» THE EXERCISE
Would you set down every entry shown below, precisely as written?

>> begin EXTRACTED DATA

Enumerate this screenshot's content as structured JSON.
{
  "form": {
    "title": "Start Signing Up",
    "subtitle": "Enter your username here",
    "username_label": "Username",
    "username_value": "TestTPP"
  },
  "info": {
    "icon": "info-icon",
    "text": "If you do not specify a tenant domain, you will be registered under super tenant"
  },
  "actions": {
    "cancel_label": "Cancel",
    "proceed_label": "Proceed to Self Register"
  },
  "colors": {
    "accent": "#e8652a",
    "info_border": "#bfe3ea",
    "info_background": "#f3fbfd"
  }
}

>> end EXTRACTED DATA

» FINAL RESULT
Enumerate this screenshot's content as structured JSON.
{
  "form": {
    "title": "Start Signing Up",
    "subtitle": "Enter your username here",
    "username_label": "Username",
    "username_value": "TestTPP"
  },
  "info": {
    "icon": "info-icon",
    "text": "If you do not specify a tenant domain, you will be registered under super tenant"
  },
  "actions": {
    "cancel_label": "Cancel",
    "proceed_label": "Proceed to Self Register"
  },
  "colors": {
    "accent": "#e8652a",
    "info_border": "#bfe3ea",
    "info_background": "#f3fbfd"
  }
}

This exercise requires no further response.